-- Text to read --
- - - - - - -
On DEX evolution (1)

DEXes, along with stablecoins, lending services, and trading aggregators, are the critical building blocks of DeFi. However, among these, DEXes have emerged as the most important foundation, serving as the central hub of DeFi. This post shall provide a succinct overview of the generational advancements of DEXes since 2018.

The first generation

1st-gen DEXes emerged between 2018 and 2019 and relied on the reserve model. Under this model, a DEX would maintain a reserve of tokens on a contract, enabling traders to exchange one type of token for another based on a price provided by the DEX developer. This model bears similarities to physical foreign-currency exchange shops. Examples of DEXes that utilized this model during this period include Bancor, Balancer and Kyber in their first versions. However, the reserve model was constrained by liquidity shortages since the reserves were often limited and could even run out. Additionally, these types of DEXes relied on price feed aggregated from centralized exchanges (CEXes). Some others like IDEX, Binance DEX combined centralized order-book with onchain settlement. Howoever, this model did not last for long.
- - - - - - -
-- Stored records --
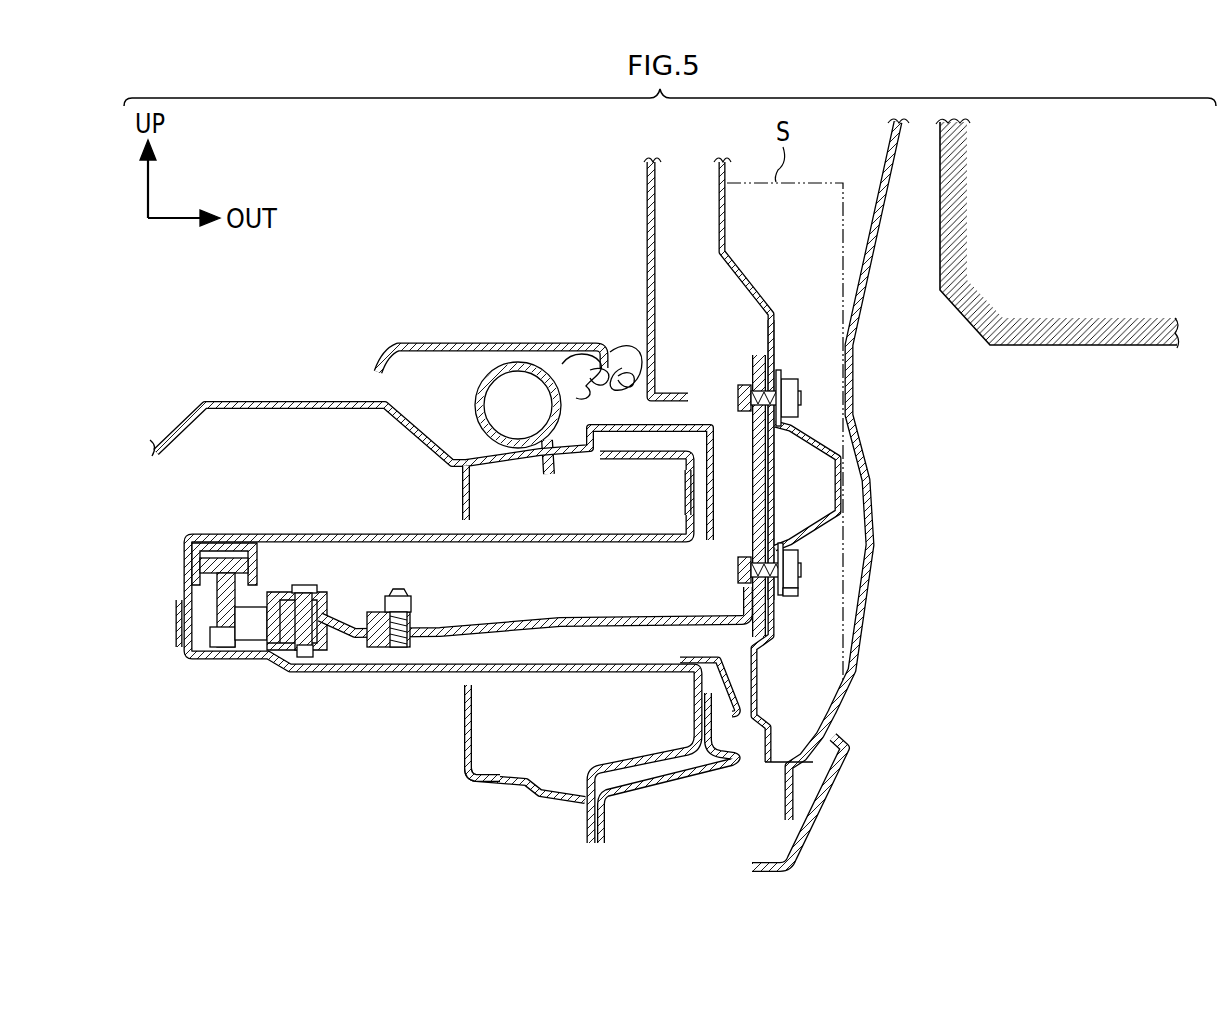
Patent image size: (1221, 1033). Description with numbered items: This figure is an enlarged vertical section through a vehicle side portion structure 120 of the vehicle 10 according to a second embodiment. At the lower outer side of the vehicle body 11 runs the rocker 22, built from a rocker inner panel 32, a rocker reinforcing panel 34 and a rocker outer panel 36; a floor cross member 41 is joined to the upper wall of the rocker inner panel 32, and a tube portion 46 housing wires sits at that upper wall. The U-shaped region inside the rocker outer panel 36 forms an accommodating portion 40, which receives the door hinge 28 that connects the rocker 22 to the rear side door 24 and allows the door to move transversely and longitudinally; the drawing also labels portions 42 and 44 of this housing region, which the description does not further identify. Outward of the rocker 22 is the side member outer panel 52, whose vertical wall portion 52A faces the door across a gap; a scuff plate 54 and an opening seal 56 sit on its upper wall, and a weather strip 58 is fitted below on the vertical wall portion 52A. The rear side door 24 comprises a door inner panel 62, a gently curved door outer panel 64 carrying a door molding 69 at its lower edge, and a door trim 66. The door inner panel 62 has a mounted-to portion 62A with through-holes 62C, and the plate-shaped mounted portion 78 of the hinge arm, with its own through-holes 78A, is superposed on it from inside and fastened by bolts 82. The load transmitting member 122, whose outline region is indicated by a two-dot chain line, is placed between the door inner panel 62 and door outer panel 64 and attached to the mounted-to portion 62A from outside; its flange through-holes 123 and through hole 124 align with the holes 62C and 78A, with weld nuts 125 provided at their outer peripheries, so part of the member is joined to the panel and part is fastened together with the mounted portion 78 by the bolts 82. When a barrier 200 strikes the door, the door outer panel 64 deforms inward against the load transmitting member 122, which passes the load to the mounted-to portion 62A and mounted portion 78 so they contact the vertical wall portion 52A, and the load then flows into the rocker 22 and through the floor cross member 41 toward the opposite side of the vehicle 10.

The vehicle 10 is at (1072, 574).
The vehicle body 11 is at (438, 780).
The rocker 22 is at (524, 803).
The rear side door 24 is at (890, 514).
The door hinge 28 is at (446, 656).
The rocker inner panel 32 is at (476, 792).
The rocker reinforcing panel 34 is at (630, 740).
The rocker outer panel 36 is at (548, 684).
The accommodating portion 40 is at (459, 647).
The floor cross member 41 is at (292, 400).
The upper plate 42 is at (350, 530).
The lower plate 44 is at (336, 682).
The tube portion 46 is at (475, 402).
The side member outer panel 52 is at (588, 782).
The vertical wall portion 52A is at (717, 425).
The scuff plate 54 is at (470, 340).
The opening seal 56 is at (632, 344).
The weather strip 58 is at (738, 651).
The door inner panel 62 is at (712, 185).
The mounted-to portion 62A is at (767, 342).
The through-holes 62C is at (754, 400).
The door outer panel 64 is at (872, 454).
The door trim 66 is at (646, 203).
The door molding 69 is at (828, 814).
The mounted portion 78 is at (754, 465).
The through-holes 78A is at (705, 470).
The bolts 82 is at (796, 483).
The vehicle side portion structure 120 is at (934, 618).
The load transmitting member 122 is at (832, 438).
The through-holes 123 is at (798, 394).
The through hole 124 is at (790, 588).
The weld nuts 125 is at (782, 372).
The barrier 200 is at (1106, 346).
- - - - - - -
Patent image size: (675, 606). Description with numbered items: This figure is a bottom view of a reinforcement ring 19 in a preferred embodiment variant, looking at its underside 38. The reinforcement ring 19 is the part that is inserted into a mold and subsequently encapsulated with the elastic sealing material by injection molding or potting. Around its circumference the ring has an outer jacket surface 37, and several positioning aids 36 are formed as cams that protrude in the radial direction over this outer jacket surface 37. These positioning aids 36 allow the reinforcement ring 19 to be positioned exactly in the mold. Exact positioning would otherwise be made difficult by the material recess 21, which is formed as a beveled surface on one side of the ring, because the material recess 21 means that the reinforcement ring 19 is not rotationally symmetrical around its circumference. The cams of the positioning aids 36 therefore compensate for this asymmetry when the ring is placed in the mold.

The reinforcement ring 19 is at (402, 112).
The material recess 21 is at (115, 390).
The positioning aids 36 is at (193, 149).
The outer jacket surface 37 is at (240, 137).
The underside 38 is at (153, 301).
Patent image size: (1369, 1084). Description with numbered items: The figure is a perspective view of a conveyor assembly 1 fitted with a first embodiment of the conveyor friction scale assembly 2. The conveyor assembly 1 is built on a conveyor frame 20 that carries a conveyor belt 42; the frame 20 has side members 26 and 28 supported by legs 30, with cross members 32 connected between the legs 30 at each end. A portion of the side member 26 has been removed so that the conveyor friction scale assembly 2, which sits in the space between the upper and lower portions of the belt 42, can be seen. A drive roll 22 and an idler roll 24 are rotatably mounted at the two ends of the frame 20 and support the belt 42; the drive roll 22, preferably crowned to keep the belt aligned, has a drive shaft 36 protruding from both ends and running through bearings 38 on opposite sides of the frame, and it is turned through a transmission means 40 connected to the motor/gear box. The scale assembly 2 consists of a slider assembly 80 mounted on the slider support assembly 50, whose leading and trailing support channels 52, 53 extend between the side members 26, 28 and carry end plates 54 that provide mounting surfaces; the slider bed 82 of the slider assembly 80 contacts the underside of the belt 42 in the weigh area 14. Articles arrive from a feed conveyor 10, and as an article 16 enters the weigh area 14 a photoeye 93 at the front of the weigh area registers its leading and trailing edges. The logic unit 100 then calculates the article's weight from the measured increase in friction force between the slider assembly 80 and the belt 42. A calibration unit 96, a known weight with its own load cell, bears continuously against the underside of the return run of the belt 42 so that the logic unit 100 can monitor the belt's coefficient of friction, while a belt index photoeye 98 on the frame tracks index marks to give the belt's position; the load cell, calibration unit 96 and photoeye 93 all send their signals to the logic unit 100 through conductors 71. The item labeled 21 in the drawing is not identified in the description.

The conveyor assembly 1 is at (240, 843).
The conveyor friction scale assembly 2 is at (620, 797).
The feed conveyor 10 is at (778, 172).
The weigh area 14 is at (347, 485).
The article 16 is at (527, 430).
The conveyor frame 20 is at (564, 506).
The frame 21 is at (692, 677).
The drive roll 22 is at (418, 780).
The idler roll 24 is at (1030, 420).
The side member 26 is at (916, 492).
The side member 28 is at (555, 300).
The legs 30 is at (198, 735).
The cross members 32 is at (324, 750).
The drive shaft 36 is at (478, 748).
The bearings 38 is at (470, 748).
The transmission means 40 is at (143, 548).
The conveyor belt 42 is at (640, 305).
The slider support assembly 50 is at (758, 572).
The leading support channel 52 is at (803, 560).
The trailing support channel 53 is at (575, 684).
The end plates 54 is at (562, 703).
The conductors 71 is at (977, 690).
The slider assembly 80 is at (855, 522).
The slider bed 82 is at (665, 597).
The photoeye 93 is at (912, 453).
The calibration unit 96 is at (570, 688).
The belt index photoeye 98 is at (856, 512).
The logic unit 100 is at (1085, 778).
- - - - - - -
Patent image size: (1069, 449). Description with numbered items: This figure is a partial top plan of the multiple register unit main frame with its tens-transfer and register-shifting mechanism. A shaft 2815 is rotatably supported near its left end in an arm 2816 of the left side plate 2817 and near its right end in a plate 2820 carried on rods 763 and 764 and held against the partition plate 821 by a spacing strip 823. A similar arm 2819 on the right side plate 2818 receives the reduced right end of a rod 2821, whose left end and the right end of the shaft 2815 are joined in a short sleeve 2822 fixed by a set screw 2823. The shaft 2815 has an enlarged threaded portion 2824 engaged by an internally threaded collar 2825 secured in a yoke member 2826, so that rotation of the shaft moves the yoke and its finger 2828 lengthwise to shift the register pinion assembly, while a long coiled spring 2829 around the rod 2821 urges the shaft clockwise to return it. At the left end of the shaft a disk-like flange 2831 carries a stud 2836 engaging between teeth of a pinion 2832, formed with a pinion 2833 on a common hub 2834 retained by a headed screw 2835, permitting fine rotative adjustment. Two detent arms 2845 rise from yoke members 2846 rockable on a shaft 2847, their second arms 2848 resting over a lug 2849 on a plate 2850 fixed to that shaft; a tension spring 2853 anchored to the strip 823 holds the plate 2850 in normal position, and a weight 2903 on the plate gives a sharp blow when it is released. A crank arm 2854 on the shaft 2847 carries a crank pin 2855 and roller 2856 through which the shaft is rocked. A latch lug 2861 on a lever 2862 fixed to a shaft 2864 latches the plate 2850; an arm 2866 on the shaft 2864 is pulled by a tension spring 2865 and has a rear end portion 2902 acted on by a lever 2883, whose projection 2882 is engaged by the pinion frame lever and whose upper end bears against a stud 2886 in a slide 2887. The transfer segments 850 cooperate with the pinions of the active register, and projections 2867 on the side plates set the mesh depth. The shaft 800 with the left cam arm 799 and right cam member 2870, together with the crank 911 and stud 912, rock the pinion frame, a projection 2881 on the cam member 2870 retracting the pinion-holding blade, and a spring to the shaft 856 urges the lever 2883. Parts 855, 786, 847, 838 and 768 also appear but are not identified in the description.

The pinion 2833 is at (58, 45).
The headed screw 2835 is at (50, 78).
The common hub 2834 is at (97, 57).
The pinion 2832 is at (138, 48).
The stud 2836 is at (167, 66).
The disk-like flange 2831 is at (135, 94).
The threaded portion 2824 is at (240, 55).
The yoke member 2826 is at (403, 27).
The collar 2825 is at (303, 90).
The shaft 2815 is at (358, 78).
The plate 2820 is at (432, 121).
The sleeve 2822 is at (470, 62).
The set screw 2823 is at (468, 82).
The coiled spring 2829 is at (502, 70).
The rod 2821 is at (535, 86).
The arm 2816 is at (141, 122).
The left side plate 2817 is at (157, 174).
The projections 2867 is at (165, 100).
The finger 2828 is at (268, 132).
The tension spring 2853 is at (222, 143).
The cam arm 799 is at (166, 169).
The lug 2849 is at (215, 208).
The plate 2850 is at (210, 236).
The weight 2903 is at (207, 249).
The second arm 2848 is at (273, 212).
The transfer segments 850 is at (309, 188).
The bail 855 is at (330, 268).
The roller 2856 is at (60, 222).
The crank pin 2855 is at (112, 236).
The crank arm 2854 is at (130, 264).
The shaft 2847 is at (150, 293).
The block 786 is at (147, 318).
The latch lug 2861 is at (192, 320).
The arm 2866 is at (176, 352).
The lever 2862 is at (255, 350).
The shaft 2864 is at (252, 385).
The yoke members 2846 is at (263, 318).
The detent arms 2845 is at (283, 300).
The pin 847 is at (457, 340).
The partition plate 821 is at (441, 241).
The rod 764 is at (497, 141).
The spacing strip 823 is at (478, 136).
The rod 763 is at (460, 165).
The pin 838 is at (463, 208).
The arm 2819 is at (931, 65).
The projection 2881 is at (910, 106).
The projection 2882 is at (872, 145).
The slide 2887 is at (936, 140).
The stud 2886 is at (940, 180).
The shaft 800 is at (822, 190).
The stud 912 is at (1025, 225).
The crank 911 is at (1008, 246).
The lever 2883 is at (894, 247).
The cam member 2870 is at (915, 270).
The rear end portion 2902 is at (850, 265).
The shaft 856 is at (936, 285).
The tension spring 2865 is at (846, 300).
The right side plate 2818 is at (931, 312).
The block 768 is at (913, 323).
- - - - - - -
-- What you will do --
**1)** List every DEX that the post on DEX evolution names as an example.
**2)** According to the post on DEX evolution, during which years did first-generation DEXes emerge?
**3)** Retype the passage of the post on DEX evolution that opens with the words containing "On DEX evolution" and closes with "DEXes since 2018.".
The records above come from a separate source and are unrelated to the text.

-- Results by task --
**1)** Bancor, Balancer, Kyber, IDEX, Binance DEX

**2)** Between 2018 and 2019.

**3)**
On DEX evolution (1)

DEXes, along with stablecoins, lending services, and trading aggregators, are the critical building blocks of DeFi. However, among these, DEXes have emerged as the most important foundation, serving as the central hub of DeFi. This post shall provide a succinct overview of the generational advancements of DEXes since 2018.